Chart and figure data:
···
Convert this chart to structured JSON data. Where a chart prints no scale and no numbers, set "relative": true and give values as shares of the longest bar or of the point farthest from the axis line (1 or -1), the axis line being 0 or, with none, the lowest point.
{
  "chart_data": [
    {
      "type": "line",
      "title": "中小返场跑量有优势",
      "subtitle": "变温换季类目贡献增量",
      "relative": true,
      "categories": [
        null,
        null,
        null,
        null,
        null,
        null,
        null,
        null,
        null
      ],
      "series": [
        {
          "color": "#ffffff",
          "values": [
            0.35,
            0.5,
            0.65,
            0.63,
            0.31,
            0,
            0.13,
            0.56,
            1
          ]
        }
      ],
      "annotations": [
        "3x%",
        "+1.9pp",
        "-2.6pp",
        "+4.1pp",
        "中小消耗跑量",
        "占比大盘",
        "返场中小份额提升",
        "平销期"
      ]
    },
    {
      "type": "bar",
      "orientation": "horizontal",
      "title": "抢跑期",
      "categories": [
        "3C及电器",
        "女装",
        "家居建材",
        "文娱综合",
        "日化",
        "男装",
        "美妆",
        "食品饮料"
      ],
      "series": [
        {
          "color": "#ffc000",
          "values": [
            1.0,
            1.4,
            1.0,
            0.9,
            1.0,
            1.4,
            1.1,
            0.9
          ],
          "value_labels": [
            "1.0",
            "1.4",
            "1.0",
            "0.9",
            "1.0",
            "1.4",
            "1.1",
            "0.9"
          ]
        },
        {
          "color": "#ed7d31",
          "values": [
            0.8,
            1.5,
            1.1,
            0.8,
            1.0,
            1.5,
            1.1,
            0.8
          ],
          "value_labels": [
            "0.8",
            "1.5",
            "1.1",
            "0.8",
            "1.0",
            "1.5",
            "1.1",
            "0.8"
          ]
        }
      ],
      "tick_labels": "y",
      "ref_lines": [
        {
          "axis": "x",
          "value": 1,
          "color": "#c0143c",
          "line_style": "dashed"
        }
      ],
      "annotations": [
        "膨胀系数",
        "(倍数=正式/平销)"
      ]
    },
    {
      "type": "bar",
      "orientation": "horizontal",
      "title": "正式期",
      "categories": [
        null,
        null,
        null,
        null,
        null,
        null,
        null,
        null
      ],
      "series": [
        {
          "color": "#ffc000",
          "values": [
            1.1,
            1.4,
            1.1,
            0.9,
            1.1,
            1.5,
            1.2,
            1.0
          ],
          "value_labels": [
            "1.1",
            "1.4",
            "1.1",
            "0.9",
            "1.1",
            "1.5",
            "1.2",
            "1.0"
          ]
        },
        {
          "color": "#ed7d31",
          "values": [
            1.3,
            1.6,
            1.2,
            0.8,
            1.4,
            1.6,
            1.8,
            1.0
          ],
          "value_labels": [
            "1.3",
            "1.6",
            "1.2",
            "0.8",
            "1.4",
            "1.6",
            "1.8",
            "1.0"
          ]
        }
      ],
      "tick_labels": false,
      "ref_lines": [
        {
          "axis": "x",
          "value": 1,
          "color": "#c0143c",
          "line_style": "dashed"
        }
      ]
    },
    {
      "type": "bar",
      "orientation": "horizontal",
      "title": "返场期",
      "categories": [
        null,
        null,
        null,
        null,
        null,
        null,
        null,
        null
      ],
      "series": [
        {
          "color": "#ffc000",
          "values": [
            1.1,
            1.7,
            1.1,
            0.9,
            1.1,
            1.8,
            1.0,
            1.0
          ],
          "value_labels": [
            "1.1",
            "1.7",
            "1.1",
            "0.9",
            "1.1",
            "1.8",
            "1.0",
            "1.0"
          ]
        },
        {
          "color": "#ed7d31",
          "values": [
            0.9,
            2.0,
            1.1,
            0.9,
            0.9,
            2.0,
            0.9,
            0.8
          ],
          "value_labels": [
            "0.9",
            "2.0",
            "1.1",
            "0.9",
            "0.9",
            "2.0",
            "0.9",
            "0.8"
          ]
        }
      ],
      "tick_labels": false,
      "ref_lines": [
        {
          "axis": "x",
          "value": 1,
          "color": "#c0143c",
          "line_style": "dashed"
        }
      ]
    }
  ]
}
···
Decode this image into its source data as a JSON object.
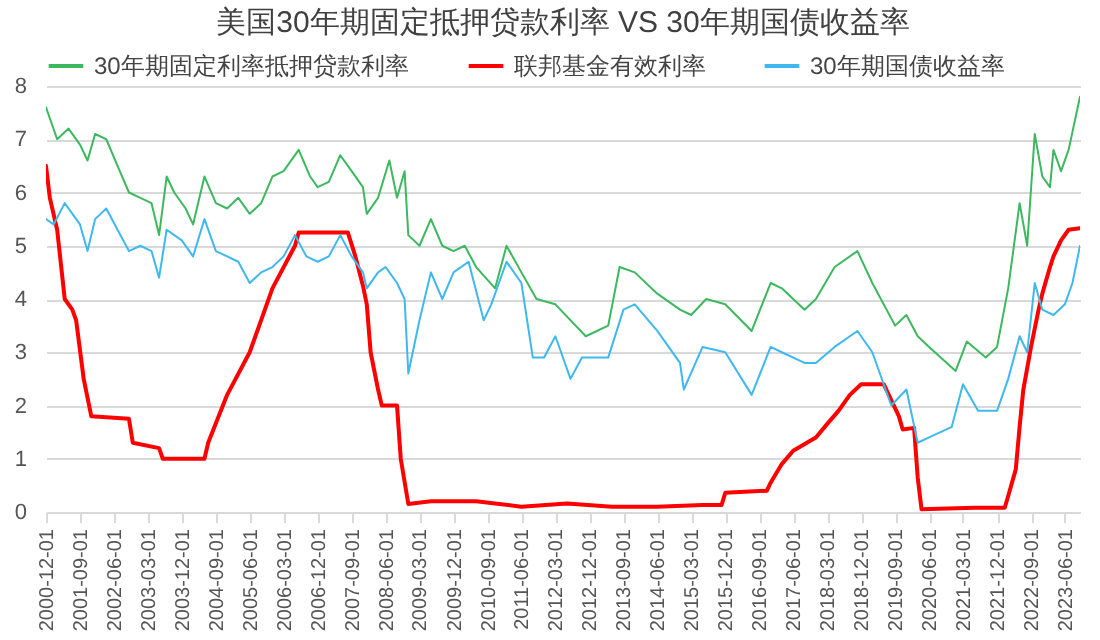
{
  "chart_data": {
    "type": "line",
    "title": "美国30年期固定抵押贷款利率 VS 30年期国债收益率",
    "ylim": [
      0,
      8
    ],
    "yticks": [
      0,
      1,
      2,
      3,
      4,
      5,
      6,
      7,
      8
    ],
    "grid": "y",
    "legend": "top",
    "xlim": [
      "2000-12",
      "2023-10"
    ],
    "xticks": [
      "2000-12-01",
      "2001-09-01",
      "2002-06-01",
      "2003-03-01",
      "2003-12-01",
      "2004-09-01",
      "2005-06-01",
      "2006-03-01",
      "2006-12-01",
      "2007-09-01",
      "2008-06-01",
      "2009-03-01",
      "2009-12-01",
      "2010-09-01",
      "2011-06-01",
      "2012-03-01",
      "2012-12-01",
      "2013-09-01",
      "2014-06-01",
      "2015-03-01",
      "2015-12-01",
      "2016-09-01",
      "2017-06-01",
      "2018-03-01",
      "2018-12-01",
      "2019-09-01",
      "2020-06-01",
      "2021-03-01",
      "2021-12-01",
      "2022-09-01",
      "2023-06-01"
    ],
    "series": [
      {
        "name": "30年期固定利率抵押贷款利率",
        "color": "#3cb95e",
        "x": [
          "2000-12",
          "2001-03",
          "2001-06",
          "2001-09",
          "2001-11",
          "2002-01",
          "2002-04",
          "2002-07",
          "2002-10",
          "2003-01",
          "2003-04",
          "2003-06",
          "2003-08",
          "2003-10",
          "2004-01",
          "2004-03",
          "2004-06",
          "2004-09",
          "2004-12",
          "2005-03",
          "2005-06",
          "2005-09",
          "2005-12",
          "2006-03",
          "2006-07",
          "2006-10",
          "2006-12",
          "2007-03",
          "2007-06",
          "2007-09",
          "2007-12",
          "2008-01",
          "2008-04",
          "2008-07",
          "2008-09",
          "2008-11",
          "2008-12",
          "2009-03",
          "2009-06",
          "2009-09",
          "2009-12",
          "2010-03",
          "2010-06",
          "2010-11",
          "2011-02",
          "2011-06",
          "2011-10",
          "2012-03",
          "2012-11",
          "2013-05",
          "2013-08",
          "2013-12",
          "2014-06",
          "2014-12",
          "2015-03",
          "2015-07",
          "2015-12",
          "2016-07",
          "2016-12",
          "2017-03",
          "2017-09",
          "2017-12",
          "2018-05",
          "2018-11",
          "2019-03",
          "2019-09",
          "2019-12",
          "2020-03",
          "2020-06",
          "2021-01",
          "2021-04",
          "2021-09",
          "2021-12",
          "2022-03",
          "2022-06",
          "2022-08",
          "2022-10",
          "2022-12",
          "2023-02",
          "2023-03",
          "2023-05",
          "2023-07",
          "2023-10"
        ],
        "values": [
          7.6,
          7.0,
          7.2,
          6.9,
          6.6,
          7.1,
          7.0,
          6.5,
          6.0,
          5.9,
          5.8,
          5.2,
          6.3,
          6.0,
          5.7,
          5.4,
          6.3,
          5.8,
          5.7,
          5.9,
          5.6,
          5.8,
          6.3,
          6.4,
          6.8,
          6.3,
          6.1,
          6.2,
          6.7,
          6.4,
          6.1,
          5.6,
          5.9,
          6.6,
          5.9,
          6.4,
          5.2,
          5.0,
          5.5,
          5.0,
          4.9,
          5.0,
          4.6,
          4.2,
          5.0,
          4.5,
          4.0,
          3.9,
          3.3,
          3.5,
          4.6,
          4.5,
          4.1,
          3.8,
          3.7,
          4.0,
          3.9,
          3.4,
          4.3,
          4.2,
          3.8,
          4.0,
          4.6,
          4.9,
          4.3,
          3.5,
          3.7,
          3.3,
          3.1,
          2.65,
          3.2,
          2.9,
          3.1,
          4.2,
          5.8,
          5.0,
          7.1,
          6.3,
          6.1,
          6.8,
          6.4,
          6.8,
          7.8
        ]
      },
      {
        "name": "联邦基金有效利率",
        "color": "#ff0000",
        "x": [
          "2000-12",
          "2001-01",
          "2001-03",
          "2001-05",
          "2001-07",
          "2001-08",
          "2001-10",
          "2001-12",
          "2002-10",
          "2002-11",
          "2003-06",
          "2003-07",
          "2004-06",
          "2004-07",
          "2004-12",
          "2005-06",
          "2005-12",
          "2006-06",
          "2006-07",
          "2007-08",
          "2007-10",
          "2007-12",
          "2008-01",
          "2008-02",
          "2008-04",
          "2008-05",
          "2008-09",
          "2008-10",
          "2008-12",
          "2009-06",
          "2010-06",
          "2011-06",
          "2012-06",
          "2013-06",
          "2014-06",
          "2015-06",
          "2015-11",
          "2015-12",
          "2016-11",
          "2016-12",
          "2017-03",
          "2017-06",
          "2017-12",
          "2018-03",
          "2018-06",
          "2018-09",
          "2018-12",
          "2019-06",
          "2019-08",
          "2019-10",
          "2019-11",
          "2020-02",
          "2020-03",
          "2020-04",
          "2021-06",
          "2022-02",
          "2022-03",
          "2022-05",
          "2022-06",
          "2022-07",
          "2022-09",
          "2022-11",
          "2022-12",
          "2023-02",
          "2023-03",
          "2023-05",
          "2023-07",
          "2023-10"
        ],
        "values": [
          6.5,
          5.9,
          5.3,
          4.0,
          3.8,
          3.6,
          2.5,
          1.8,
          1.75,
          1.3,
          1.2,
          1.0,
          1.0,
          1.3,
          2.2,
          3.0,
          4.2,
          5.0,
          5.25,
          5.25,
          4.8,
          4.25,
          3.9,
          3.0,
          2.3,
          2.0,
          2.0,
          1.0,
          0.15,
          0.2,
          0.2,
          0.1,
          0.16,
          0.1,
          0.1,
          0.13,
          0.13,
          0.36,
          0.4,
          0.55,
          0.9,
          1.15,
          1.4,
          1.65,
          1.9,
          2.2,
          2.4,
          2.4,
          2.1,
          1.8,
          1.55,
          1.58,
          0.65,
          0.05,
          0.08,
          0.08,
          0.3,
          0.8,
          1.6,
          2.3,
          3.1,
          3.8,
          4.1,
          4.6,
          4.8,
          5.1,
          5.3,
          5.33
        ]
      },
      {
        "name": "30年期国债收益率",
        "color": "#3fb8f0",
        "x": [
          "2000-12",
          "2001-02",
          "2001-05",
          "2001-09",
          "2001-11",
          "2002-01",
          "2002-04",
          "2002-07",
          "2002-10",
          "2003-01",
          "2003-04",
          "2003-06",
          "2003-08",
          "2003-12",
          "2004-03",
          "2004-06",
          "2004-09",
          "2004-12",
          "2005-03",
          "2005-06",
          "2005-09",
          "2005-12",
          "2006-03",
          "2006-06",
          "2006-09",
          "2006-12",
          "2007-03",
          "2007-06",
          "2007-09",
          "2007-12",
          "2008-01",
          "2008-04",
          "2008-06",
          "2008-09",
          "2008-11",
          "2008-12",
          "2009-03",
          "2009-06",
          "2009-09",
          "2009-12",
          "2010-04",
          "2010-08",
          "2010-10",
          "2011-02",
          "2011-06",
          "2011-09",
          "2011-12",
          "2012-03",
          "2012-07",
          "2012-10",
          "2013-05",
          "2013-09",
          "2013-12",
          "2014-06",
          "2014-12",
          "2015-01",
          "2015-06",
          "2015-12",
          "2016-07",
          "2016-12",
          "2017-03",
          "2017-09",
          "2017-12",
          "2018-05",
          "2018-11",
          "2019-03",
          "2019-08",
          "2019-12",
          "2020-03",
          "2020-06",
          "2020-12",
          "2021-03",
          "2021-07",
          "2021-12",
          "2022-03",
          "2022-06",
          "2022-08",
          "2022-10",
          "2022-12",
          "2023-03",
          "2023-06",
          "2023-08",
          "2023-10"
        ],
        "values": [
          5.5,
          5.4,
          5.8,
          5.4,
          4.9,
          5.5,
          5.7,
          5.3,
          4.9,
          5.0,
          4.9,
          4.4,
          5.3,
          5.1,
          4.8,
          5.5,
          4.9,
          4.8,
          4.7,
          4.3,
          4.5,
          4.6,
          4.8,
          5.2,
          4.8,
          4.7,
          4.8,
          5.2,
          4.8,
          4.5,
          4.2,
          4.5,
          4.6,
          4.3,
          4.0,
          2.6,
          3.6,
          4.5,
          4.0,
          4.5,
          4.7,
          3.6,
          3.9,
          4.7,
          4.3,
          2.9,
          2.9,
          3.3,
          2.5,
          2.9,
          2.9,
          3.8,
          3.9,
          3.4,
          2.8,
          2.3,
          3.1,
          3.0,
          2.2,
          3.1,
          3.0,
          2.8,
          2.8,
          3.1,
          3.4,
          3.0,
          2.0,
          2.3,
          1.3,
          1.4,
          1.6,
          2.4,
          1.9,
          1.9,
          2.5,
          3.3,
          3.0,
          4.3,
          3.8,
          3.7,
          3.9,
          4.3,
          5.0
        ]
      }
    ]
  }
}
···
Goal: Calculate how many lines of the material include the string "this", and state that number by itself.

Task answer: 2